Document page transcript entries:
------------------------------------

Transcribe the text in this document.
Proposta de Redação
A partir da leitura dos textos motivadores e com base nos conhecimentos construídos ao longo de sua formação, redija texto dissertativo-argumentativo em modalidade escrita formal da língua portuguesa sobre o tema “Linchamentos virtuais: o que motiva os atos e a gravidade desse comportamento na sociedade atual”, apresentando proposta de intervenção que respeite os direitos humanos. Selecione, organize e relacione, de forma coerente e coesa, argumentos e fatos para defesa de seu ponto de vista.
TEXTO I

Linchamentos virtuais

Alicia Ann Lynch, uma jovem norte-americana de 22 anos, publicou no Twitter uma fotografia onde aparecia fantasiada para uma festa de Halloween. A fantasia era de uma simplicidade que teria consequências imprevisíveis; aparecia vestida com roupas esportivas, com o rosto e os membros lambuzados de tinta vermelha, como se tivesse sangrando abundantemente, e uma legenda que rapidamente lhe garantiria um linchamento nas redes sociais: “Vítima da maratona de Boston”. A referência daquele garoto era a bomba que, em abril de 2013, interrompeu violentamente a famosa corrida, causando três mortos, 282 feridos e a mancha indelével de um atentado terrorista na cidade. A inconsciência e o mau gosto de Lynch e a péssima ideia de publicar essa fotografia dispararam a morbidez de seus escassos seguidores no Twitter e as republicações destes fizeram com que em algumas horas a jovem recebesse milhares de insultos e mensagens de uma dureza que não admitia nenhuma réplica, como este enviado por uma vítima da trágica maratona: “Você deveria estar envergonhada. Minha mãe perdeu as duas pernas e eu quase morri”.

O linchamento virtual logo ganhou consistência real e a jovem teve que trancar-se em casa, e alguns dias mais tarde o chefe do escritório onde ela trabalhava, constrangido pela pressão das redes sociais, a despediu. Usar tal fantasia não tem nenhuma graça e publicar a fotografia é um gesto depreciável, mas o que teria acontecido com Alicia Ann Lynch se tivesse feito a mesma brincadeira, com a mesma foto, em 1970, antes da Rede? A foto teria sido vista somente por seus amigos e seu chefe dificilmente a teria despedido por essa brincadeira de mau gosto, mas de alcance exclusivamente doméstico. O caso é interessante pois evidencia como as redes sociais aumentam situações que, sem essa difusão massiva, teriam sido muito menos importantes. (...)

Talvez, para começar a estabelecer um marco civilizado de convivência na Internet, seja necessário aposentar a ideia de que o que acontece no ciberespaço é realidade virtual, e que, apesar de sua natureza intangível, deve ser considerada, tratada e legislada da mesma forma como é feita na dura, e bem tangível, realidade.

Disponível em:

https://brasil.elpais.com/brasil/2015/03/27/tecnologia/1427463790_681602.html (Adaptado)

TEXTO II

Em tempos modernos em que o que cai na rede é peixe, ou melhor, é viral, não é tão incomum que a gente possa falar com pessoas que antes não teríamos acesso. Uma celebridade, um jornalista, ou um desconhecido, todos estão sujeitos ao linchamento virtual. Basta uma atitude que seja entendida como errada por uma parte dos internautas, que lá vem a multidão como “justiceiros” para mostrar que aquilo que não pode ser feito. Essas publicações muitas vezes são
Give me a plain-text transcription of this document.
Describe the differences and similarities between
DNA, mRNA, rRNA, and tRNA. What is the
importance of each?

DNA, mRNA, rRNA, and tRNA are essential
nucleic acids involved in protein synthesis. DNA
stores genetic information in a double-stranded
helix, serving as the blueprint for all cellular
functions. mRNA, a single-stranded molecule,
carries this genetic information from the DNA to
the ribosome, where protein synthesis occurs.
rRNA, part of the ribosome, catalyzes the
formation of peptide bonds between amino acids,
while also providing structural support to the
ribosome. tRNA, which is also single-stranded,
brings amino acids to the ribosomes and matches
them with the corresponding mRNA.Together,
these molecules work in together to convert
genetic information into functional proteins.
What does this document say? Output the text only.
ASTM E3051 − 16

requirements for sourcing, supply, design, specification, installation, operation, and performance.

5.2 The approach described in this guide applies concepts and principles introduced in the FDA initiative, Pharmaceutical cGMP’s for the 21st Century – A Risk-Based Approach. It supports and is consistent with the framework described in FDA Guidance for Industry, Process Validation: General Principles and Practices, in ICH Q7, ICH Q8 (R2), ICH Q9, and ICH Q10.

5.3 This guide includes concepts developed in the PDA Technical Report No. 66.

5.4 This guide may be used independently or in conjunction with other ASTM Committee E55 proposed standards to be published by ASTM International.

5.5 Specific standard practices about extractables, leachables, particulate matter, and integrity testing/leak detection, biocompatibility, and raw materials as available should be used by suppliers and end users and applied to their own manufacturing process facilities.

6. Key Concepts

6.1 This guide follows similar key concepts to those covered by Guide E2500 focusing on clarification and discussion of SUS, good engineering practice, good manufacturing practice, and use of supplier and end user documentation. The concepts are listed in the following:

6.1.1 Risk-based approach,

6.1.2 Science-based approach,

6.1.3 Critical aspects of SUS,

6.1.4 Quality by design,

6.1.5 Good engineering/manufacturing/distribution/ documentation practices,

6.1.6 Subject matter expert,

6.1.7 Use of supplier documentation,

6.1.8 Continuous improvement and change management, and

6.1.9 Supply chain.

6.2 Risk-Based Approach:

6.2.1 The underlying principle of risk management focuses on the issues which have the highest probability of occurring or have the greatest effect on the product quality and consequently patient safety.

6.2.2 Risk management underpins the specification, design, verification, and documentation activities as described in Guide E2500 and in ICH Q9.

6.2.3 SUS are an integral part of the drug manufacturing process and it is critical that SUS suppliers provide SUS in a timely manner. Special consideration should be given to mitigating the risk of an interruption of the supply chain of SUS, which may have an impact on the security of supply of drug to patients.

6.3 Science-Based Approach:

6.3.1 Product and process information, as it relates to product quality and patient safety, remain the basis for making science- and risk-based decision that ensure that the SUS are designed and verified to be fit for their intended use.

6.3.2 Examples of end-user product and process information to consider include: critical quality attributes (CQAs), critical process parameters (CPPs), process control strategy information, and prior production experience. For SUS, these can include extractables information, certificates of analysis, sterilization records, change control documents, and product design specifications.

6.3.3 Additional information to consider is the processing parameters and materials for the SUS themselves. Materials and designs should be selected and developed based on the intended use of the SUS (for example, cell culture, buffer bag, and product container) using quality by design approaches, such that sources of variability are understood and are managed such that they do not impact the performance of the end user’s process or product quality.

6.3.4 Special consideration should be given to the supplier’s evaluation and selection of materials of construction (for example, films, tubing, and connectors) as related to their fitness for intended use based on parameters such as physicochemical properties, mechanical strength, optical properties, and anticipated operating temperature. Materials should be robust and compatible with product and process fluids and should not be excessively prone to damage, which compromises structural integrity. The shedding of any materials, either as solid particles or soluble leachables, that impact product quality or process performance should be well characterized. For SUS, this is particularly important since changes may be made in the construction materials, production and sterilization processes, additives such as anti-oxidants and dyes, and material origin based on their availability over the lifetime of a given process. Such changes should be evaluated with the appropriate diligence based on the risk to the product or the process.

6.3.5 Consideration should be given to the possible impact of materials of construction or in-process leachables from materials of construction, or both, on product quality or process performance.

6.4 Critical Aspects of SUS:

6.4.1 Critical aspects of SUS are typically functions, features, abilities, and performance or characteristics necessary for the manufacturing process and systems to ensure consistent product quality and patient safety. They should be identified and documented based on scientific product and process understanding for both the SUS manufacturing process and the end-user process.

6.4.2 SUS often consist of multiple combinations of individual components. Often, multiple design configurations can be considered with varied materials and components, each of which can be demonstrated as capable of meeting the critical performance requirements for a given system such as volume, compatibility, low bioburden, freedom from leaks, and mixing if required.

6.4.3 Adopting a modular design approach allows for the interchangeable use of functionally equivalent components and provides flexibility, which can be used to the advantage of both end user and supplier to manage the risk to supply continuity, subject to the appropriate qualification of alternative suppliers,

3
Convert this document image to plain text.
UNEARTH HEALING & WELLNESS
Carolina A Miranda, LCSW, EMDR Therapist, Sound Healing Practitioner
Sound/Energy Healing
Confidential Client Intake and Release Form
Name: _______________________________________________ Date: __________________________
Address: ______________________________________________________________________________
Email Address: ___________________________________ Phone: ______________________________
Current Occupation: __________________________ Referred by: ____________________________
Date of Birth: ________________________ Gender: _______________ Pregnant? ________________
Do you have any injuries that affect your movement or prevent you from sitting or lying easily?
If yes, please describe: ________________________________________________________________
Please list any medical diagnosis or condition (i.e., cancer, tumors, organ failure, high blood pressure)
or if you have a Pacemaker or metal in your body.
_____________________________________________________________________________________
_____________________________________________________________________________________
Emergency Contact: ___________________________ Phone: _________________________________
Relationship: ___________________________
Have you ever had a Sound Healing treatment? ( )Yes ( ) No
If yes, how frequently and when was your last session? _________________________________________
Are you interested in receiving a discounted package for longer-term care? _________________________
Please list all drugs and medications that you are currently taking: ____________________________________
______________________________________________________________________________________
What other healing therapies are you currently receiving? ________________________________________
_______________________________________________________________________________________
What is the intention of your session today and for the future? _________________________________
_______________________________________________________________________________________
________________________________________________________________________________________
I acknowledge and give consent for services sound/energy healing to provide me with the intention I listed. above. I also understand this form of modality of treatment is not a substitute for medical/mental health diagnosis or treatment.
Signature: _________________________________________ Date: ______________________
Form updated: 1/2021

------------------------------------

TASK STATEMENT → Find and copy each line above that includes the string "also".

ANSWER TO THIS TASK →
while also providing structural support to the
ribosome. tRNA, which is also single-stranded,
I acknowledge and give consent for services sound/energy healing to provide me with the intention I listed. above. I also understand this form of modality of treatment is not a substitute for medical/mental health diagnosis or treatment.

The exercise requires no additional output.